_Source extract:_
-- START --

First the fear that churches will be expected to support same sex marriage.
They won’t have to.
We have a long tradition in Britain of respecting religious freedom – it is built into our law and traditions.
The number of clauses in this Bill which deal directly with religion is reflected in the decision of all parties to hold free votes on this Bill.
And freedom of religion is rightly protected on the face of this Bill as the Secretary of State has set out.
So no church or religious organisation can be required to conduct same sex marriages.
No individual minister can be required to conduct same sex marriages
If a religious organisation or an individual minister refuses to hold same sex marriages that won’t count as discrimination under the equality act
The Secretary of State has set out in some detail her double, triple, quadruple and quintuple locks.
She has padlock, Yale lock, bolt, chain and burglar alarm
She will agree too that the Churches should be able to change their minds in future, to support same sex marriage in future if they want to, without unnecessary hurdles and barriers.
The Church of England and the Church in Wales have additional hurdles built into this bill which we will need to scrutinise in committee.
For example, should the Church in Wales decide to support gay marriage in future, it would still be subject to a potential veto by the Lord Chancellor, and would still require a separate vote in both Houses of Parliament. I hope committee stage will discuss how far those additional locks are really needed.

-- END --

_Listing:_
-- START --

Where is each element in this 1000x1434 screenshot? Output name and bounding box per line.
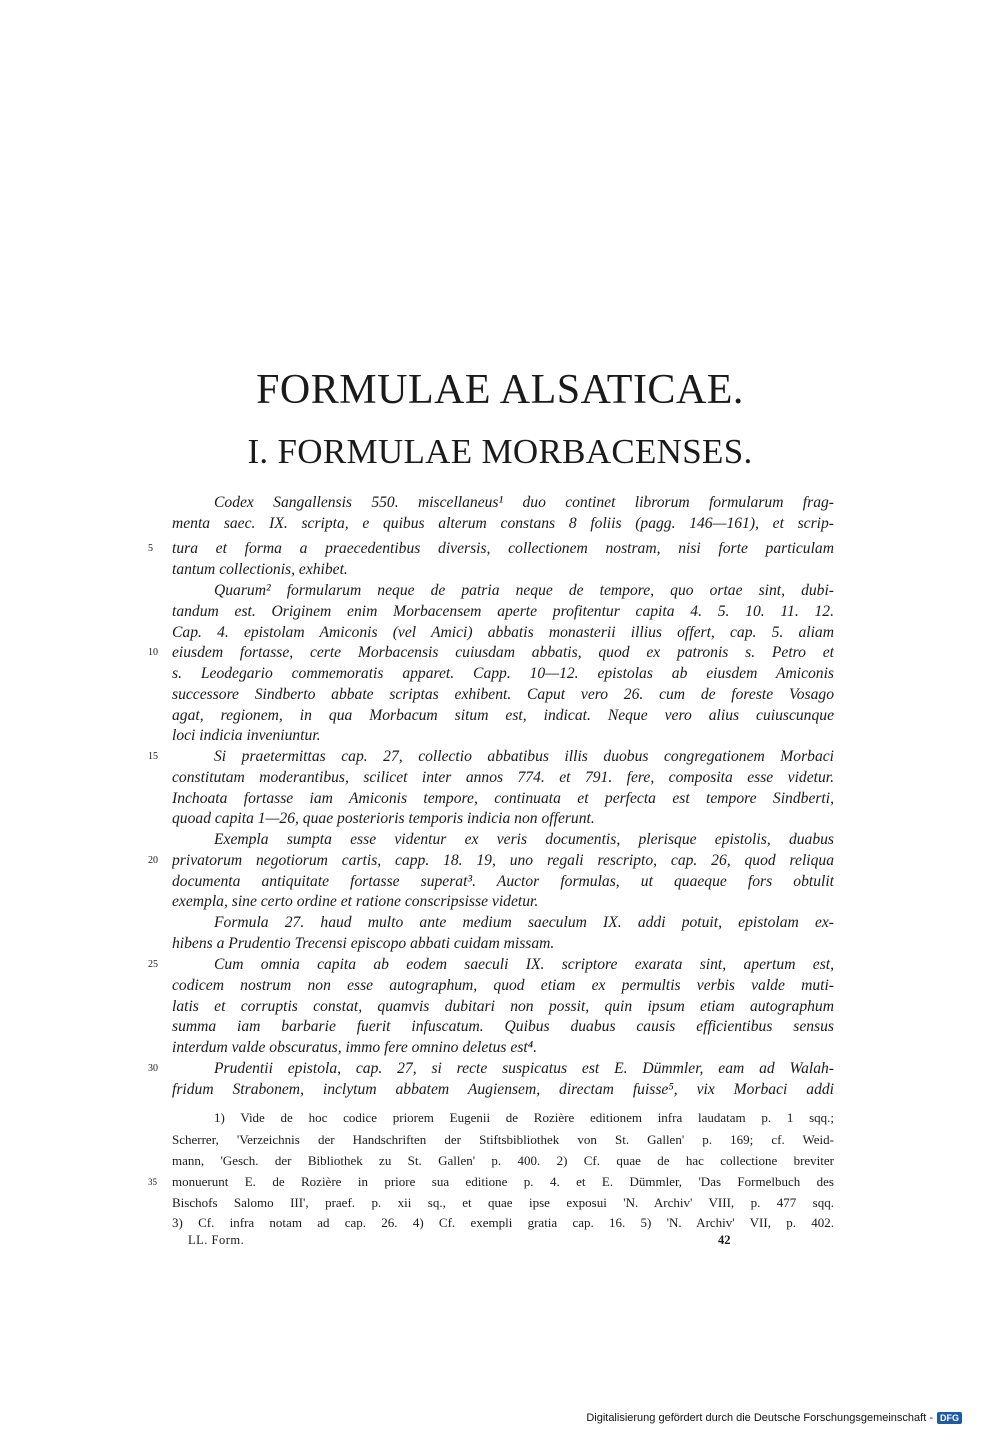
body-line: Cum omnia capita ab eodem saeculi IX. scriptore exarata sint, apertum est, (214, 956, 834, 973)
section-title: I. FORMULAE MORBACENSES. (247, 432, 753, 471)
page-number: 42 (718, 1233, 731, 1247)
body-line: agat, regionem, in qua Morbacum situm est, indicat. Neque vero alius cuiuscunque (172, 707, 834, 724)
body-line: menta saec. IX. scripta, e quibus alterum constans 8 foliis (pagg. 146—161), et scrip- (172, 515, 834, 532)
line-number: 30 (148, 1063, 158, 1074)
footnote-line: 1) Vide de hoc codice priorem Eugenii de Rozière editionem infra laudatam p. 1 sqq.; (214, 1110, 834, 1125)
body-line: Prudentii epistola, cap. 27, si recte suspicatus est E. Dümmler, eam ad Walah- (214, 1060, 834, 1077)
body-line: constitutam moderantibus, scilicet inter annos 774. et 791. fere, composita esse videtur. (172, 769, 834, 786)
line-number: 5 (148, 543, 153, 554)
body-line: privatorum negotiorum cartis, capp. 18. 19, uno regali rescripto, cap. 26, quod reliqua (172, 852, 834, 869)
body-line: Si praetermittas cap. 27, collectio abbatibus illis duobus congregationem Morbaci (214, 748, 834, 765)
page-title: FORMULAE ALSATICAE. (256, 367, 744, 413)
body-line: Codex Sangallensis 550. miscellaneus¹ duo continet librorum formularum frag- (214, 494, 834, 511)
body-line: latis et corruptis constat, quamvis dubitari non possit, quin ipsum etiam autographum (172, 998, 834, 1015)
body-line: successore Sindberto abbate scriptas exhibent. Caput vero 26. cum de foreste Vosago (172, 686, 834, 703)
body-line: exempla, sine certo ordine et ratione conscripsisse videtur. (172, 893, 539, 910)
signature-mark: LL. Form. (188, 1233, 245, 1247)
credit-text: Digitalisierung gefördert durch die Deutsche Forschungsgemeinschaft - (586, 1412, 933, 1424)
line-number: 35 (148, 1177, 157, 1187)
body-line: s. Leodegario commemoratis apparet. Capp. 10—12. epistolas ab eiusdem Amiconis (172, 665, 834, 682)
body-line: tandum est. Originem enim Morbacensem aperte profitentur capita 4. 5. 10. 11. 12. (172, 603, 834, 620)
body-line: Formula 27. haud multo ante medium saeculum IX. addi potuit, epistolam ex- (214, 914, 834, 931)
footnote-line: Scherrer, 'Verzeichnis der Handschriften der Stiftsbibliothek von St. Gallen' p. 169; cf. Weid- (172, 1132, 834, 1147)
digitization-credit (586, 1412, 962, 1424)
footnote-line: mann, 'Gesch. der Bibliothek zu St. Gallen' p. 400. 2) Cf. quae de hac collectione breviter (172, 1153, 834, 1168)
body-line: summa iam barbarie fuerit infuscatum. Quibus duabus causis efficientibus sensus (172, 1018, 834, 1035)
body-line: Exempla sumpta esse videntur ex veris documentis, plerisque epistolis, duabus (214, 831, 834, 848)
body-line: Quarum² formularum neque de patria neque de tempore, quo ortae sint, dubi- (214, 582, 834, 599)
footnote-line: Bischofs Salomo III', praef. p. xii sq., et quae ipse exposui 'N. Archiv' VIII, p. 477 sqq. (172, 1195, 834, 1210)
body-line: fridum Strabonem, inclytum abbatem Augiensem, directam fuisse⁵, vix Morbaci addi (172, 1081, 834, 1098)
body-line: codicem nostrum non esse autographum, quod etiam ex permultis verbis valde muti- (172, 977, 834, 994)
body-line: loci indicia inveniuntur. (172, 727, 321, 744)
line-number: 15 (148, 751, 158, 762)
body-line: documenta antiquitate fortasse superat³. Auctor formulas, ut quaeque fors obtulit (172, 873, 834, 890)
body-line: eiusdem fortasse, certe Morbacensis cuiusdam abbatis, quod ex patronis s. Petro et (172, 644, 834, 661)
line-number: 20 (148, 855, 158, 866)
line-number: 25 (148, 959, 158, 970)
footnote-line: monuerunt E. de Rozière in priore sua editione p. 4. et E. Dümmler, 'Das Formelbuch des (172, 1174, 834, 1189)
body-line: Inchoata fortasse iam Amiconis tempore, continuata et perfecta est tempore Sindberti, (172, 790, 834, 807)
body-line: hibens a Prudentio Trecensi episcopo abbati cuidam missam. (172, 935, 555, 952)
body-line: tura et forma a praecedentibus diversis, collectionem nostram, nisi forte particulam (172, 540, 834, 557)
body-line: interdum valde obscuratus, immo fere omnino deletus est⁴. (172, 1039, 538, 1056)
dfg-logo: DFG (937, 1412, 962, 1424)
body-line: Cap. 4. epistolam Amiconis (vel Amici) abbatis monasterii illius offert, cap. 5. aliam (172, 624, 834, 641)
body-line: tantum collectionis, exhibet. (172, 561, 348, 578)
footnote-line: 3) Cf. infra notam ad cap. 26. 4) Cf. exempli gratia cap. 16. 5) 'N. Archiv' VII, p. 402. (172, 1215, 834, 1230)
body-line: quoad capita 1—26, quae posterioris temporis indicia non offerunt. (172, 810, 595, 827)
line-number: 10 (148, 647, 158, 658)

-- END --

_Stated problem 1:_
In the speech extract on same sex marriage, which items does the speaker list as the Secretary of State's locks?
_Stated problem 2:_
Answer these questions from the speech extract on same sex marriage.
(a) What have all parties decided to hold on this Bill?
(b) Under the equality act, what will a refusal by a religious organisation or individual minister to hold same sex marriages not count as?
(c) Who could still veto the Church in Wales if it decided to support gay marriage in future?
_Stated problem 3:_
Summarize the speech extract on same sex marriage in two sentences.
Work only from the speech extract above.

_Task response 1:_
Padlock, Yale lock, bolt, chain and burglar alarm.

_Task response 2:_
(a) Free votes.
(b) Discrimination.
(c) The Lord Chancellor.

_Task response 3:_
The speaker says that the Bill protects religious freedom, so no church, religious organisation or individual minister can be required to conduct same sex marriages, and a refusal will not count as discrimination under the equality act. The speaker adds that churches should be able to change their minds in future without unnecessary hurdles, and that the additional locks on the Church of England and the Church in Wales, such as a potential veto by the Lord Chancellor and a separate vote in both Houses, need scrutiny in committee.